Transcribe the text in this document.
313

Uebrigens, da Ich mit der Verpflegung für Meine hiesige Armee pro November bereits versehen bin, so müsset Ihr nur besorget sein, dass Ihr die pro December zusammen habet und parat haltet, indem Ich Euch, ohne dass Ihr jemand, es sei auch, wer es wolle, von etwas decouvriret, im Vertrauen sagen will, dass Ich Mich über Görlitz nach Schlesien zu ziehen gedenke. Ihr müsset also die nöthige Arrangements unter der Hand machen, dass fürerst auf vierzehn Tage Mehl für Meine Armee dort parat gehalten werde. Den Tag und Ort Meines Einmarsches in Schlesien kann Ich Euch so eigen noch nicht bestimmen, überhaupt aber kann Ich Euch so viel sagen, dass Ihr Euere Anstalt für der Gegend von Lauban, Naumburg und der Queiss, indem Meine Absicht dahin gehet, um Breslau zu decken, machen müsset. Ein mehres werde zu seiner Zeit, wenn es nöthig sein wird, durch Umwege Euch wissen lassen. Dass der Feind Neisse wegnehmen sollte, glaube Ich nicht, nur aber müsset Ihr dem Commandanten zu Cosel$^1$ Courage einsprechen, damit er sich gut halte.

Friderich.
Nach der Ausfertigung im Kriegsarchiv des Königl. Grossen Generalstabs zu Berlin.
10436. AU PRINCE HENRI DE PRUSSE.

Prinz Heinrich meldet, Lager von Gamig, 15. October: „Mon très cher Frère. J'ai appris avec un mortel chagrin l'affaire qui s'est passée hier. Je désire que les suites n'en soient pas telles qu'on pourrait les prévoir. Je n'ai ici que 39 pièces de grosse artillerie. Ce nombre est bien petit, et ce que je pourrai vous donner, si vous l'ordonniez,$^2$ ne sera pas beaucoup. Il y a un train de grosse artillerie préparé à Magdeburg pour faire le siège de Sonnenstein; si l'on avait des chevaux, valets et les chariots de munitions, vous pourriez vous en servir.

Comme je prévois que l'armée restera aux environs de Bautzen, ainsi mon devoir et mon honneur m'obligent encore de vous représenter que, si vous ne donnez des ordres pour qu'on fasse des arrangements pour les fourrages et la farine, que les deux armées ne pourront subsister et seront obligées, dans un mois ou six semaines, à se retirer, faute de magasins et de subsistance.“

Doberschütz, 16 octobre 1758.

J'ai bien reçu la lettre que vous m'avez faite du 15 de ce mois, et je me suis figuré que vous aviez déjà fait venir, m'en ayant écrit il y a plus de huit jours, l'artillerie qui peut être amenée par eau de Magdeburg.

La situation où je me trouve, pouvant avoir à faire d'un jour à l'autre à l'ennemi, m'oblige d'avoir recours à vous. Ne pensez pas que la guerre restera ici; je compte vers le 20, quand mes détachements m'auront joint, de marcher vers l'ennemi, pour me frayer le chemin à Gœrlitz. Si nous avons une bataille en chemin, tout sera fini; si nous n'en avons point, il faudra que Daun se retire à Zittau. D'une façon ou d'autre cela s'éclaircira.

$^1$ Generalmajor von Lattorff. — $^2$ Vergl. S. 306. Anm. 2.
* * * *
--- Task to complete ---
Quote all of the entries verbatim.

--- Expected answer ---
Transcribe the text in this document.
313

Uebrigens, da Ich mit der Verpflegung für Meine hiesige Armee pro November bereits versehen bin, so müsset Ihr nur besorget sein, dass Ihr die pro December zusammen habet und parat haltet, indem Ich Euch, ohne dass Ihr jemand, es sei auch, wer es wolle, von etwas decouvriret, im Vertrauen sagen will, dass Ich Mich über Görlitz nach Schlesien zu ziehen gedenke. Ihr müsset also die nöthige Arrangements unter der Hand machen, dass fürerst auf vierzehn Tage Mehl für Meine Armee dort parat gehalten werde. Den Tag und Ort Meines Einmarsches in Schlesien kann Ich Euch so eigen noch nicht bestimmen, überhaupt aber kann Ich Euch so viel sagen, dass Ihr Euere Anstalt für der Gegend von Lauban, Naumburg und der Queiss, indem Meine Absicht dahin gehet, um Breslau zu decken, machen müsset. Ein mehres werde zu seiner Zeit, wenn es nöthig sein wird, durch Umwege Euch wissen lassen. Dass der Feind Neisse wegnehmen sollte, glaube Ich nicht, nur aber müsset Ihr dem Commandanten zu Cosel$^1$ Courage einsprechen, damit er sich gut halte.

Friderich.
Nach der Ausfertigung im Kriegsarchiv des Königl. Grossen Generalstabs zu Berlin.
10436. AU PRINCE HENRI DE PRUSSE.

Prinz Heinrich meldet, Lager von Gamig, 15. October: „Mon très cher Frère. J'ai appris avec un mortel chagrin l'affaire qui s'est passée hier. Je désire que les suites n'en soient pas telles qu'on pourrait les prévoir. Je n'ai ici que 39 pièces de grosse artillerie. Ce nombre est bien petit, et ce que je pourrai vous donner, si vous l'ordonniez,$^2$ ne sera pas beaucoup. Il y a un train de grosse artillerie préparé à Magdeburg pour faire le siège de Sonnenstein; si l'on avait des chevaux, valets et les chariots de munitions, vous pourriez vous en servir.

Comme je prévois que l'armée restera aux environs de Bautzen, ainsi mon devoir et mon honneur m'obligent encore de vous représenter que, si vous ne donnez des ordres pour qu'on fasse des arrangements pour les fourrages et la farine, que les deux armées ne pourront subsister et seront obligées, dans un mois ou six semaines, à se retirer, faute de magasins et de subsistance.“

Doberschütz, 16 octobre 1758.

J'ai bien reçu la lettre que vous m'avez faite du 15 de ce mois, et je me suis figuré que vous aviez déjà fait venir, m'en ayant écrit il y a plus de huit jours, l'artillerie qui peut être amenée par eau de Magdeburg.

La situation où je me trouve, pouvant avoir à faire d'un jour à l'autre à l'ennemi, m'oblige d'avoir recours à vous. Ne pensez pas que la guerre restera ici; je compte vers le 20, quand mes détachements m'auront joint, de marcher vers l'ennemi, pour me frayer le chemin à Gœrlitz. Si nous avons une bataille en chemin, tout sera fini; si nous n'en avons point, il faudra que Daun se retire à Zittau. D'une façon ou d'autre cela s'éclaircira.

$^1$ Generalmajor von Lattorff. — $^2$ Vergl. S. 306. Anm. 2.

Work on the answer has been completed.